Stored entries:
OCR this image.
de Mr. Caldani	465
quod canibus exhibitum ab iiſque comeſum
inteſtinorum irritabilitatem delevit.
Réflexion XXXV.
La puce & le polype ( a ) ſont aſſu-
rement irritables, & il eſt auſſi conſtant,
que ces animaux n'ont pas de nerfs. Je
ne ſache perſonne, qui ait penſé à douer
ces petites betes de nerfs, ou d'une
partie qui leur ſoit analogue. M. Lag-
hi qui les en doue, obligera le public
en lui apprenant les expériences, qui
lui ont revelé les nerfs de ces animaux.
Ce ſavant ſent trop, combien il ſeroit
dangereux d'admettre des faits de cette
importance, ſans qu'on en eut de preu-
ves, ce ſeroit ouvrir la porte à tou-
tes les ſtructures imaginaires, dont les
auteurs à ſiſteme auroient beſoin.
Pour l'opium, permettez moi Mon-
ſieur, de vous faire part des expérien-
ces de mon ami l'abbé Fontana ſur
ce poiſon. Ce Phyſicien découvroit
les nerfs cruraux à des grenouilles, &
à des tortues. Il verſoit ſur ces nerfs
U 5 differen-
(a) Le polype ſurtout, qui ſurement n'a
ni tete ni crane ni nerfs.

__Task instructions__: Your task is to repeat the data exactly, with nothing left out.

__Exercise result__:
OCR this image.
de Mr. Caldani	465
quod canibus exhibitum ab iiſque comeſum
inteſtinorum irritabilitatem delevit.
Réflexion XXXV.
La puce & le polype ( a ) ſont aſſu-
rement irritables, & il eſt auſſi conſtant,
que ces animaux n'ont pas de nerfs. Je
ne ſache perſonne, qui ait penſé à douer
ces petites betes de nerfs, ou d'une
partie qui leur ſoit analogue. M. Lag-
hi qui les en doue, obligera le public
en lui apprenant les expériences, qui
lui ont revelé les nerfs de ces animaux.
Ce ſavant ſent trop, combien il ſeroit
dangereux d'admettre des faits de cette
importance, ſans qu'on en eut de preu-
ves, ce ſeroit ouvrir la porte à tou-
tes les ſtructures imaginaires, dont les
auteurs à ſiſteme auroient beſoin.
Pour l'opium, permettez moi Mon-
ſieur, de vous faire part des expérien-
ces de mon ami l'abbé Fontana ſur
ce poiſon. Ce Phyſicien découvroit
les nerfs cruraux à des grenouilles, &
à des tortues. Il verſoit ſur ces nerfs
U 5 differen-
(a) Le polype ſurtout, qui ſurement n'a
ni tete ni crane ni nerfs.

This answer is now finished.